[START Supplied passage]

How Many Ways Can You Say Goodbye? by Kate Jonez

According to the Mayan calendar, the world is scheduled to come to an end on Dec. 21 2012 (an element disputed by Silvia-Moreno Garcia’s previous post). This is not the first (or chances are, the last) end of the world scare. People have been watching and waiting for the end of the world for as long as there have been people on Earth. Throughout history, prophesies and signs of impending doom have kept hope for a catastrophic end alive.  Below are some of the best heavy hitters knocking at doom’s door.
2800 Assyrian Tablet

According to Isaac Asimov’s Book of Facts, archaeologists found what is perhaps the first warning that the end was near on a clay tablet from Assyria. The tablet from 2800 B.C. bears the inscription, “Our Earth is degenerate in these later days; there are signs that the world is speedily coming to an end; bribery and corruption are common; children no longer obey their parents; every man wants to write a book and the end of the world is evidently approaching.” Turns out that these things were just part of life.

[END Supplied passage]

The tasks →
1. In the essay on end-of-the-world predictions, what source is cited for the claim about the Assyrian tablet?
2. Reproduce the part of the essay on end-of-the-world predictions between "How Many Ways" and "at doom’s door.", inclusive.

[START Raw records]

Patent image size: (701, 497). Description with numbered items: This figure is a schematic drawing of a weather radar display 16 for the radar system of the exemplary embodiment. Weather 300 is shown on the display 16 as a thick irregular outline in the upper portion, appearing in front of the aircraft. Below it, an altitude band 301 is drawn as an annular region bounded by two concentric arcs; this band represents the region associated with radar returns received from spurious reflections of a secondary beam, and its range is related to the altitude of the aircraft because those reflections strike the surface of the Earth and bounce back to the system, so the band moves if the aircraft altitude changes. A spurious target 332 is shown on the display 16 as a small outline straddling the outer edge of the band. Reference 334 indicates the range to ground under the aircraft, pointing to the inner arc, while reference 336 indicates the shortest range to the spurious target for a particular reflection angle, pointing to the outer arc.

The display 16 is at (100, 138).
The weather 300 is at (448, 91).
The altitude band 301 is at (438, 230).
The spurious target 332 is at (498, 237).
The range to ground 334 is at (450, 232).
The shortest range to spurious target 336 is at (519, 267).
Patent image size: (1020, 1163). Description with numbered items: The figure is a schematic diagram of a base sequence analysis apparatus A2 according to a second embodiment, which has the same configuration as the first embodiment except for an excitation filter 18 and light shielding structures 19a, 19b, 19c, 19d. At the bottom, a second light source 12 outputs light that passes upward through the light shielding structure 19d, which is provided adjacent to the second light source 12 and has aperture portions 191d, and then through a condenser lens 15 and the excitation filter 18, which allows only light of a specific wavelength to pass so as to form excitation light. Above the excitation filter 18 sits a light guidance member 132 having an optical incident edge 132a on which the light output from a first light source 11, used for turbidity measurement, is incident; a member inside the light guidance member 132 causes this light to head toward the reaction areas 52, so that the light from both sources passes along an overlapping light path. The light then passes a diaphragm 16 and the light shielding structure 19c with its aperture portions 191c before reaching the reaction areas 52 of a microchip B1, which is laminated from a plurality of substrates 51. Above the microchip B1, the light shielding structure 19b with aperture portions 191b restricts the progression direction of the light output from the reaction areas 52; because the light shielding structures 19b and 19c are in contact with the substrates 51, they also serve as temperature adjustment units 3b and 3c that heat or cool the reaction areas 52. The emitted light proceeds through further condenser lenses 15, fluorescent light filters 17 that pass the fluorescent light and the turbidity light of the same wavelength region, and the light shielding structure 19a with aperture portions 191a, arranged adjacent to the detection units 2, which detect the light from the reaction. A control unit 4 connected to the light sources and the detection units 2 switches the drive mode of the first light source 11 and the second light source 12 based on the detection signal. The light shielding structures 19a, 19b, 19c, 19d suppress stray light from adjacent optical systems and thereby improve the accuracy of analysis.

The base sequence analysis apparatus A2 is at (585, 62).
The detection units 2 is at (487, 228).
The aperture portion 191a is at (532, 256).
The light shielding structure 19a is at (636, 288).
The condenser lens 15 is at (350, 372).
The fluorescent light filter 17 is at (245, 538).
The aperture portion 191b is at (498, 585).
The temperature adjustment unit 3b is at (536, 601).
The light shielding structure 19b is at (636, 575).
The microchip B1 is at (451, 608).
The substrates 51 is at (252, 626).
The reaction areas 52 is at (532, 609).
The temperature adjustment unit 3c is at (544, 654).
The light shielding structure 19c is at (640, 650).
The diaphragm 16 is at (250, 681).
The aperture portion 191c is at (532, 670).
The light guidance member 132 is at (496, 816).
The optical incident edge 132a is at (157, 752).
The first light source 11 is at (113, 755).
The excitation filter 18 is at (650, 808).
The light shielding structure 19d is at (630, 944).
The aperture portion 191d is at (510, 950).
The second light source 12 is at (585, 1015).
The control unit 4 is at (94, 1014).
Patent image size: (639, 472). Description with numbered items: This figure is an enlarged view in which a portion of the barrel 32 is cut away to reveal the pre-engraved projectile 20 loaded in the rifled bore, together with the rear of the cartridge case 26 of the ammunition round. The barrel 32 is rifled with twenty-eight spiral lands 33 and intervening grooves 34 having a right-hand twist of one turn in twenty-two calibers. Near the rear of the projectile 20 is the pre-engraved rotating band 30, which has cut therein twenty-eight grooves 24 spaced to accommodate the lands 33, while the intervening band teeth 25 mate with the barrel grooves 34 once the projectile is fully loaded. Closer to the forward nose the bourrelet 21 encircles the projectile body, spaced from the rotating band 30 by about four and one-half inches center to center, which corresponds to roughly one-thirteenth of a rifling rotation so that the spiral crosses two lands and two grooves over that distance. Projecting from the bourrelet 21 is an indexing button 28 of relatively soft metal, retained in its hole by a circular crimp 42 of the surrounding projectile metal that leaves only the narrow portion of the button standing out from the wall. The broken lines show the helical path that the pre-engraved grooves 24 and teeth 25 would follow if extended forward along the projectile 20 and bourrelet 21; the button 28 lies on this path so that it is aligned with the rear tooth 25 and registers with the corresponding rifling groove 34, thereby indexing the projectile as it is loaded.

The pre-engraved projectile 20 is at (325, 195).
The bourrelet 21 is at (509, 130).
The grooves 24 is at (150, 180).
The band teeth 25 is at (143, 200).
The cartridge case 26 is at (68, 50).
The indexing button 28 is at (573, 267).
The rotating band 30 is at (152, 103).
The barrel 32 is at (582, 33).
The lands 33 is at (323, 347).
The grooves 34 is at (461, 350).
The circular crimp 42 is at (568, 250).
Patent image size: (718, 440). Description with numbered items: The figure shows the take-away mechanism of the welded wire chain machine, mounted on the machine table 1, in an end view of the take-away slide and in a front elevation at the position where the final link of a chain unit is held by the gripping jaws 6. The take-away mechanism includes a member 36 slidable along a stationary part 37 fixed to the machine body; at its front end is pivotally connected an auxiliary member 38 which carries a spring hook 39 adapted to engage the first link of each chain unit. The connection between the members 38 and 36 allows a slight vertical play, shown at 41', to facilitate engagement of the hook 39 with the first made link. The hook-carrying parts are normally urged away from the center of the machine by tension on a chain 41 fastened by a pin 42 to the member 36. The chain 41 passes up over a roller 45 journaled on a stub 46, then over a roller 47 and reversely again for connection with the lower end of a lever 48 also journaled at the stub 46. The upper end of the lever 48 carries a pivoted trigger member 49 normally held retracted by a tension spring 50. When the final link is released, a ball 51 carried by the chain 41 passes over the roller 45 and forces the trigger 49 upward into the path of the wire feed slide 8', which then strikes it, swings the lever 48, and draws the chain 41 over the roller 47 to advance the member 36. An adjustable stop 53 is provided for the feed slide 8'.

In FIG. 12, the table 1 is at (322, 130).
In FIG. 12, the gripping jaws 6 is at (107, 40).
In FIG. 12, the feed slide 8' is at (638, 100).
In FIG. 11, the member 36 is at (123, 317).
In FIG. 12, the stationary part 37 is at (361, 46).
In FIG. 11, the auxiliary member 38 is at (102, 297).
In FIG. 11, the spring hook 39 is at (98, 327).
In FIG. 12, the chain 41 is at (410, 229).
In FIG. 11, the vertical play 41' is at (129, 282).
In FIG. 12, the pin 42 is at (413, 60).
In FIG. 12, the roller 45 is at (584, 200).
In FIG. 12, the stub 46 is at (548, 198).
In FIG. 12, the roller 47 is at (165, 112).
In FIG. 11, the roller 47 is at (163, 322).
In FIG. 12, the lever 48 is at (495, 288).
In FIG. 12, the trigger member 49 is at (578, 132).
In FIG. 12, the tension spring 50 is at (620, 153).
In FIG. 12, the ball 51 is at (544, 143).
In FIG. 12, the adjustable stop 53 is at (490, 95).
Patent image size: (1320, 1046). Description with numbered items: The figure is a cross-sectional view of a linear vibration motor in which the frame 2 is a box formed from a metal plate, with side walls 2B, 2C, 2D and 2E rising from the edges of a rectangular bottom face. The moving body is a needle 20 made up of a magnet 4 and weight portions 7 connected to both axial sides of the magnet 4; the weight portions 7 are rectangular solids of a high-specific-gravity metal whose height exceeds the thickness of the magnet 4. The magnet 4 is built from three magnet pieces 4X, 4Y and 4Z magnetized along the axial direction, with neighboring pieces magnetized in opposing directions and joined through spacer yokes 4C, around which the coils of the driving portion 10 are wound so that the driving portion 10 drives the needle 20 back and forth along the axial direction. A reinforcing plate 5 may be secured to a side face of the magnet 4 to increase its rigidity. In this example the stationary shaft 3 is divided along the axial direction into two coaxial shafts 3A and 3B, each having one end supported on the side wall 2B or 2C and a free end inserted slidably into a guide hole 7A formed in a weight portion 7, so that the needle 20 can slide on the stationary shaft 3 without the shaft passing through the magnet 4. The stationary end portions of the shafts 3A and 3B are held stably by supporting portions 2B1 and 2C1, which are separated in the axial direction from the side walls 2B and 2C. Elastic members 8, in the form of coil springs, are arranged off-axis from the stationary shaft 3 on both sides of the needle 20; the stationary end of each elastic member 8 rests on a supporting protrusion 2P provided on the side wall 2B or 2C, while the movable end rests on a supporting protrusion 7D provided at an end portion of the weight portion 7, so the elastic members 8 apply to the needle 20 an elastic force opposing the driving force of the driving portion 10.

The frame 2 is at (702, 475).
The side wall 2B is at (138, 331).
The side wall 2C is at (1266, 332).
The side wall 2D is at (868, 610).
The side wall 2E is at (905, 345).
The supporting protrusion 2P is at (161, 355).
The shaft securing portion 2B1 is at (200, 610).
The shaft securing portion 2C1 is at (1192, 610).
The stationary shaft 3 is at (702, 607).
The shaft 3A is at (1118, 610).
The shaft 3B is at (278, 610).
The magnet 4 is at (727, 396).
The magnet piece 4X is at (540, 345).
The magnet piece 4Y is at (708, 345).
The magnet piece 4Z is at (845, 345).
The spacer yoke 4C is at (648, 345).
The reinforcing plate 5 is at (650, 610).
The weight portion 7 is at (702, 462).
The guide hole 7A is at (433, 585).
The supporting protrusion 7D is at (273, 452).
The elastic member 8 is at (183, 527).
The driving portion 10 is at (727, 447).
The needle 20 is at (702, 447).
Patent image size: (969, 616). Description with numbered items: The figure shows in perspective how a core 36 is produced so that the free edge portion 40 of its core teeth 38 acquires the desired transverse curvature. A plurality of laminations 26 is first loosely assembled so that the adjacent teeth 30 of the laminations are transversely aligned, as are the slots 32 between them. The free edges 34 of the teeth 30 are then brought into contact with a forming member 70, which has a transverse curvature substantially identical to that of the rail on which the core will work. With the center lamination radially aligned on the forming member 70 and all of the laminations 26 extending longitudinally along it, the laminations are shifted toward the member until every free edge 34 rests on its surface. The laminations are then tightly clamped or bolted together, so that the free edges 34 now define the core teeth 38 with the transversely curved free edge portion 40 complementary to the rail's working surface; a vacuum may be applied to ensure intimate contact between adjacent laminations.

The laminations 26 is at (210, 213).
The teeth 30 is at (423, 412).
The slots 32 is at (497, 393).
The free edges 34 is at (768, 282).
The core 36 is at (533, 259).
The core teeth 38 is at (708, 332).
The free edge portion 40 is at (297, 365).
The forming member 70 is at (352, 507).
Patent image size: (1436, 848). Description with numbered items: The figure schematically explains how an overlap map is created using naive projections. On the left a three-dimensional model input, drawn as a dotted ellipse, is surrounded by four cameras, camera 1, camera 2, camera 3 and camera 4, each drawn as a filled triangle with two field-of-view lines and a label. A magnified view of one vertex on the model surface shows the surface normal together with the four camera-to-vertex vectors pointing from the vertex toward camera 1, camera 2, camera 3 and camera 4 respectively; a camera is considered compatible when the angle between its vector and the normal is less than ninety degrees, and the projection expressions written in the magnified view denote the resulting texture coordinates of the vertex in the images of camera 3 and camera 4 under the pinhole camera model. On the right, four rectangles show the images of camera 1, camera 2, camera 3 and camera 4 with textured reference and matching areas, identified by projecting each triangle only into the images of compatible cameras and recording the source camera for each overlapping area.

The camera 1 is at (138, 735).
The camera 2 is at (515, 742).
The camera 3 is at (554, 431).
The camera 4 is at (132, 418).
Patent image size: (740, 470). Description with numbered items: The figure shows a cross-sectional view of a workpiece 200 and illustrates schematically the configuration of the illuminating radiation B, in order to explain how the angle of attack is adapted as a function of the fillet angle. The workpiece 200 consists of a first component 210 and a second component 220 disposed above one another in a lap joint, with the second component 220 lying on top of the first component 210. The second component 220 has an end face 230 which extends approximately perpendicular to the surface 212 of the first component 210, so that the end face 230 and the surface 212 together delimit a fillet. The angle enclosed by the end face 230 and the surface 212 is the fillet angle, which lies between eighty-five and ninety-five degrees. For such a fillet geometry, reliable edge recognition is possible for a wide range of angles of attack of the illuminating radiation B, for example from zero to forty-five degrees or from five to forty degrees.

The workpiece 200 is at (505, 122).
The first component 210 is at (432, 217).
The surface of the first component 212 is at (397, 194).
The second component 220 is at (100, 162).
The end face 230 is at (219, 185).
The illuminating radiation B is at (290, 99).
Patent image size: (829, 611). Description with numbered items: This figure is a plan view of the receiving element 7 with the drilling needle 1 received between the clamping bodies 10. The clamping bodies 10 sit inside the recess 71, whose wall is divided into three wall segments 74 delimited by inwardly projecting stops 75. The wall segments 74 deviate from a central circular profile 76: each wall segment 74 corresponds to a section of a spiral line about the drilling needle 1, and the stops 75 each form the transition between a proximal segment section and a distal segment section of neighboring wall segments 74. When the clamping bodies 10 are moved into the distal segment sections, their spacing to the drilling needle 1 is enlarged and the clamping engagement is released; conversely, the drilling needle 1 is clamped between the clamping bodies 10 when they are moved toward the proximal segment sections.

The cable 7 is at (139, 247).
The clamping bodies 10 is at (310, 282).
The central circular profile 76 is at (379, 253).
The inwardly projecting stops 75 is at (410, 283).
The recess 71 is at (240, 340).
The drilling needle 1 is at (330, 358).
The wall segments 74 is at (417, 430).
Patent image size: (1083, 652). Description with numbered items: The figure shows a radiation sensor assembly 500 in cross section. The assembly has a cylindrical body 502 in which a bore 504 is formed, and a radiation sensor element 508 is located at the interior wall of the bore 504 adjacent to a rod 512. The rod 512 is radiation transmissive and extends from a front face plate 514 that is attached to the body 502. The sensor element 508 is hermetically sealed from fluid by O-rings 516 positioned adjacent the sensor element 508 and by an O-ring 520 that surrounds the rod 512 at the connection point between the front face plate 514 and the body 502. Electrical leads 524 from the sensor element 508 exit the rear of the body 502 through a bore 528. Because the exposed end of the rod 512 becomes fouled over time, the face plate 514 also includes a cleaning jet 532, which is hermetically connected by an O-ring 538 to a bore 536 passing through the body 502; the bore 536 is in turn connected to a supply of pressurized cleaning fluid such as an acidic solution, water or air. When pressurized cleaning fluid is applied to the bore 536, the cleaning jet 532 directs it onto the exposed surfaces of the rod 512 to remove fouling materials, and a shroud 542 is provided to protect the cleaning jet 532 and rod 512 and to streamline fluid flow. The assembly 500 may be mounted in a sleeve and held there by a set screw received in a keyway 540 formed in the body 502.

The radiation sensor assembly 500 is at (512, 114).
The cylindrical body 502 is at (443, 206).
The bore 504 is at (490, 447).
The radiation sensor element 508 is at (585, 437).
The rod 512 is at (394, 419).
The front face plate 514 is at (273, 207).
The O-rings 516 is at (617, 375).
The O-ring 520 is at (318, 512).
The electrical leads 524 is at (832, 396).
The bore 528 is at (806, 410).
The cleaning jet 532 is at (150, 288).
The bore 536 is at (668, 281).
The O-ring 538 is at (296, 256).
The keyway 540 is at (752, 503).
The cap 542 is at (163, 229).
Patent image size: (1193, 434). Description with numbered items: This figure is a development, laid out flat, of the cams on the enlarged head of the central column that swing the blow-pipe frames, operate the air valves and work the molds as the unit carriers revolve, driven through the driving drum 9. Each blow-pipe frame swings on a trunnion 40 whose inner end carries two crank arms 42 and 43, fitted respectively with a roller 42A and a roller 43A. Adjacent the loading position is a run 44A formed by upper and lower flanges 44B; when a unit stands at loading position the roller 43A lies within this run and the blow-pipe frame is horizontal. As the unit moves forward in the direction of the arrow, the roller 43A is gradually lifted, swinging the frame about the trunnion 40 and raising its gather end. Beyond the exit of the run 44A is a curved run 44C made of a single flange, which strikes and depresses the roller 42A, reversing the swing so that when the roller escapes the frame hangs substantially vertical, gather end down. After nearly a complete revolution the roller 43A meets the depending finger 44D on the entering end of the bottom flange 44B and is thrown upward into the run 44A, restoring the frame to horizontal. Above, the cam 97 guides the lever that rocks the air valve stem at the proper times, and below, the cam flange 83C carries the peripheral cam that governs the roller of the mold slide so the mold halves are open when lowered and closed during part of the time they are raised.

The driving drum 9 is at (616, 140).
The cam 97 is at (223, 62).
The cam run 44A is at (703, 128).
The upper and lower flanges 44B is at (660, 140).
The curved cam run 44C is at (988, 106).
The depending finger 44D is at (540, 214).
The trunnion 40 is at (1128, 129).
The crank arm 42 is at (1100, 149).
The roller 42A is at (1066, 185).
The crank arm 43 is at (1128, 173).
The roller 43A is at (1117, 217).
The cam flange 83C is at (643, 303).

[END Raw records]

List of solutions →
1. Isaac Asimov’s Book of Facts.

2.
How Many Ways Can You Say Goodbye? by Kate Jonez

According to the Mayan calendar, the world is scheduled to come to an end on Dec. 21 2012 (an element disputed by Silvia-Moreno Garcia’s previous post). This is not the first (or chances are, the last) end of the world scare. People have been watching and waiting for the end of the world for as long as there have been people on Earth. Throughout history, prophesies and signs of impending doom have kept hope for a catastrophic end alive.  Below are some of the best heavy hitters knocking at doom’s door.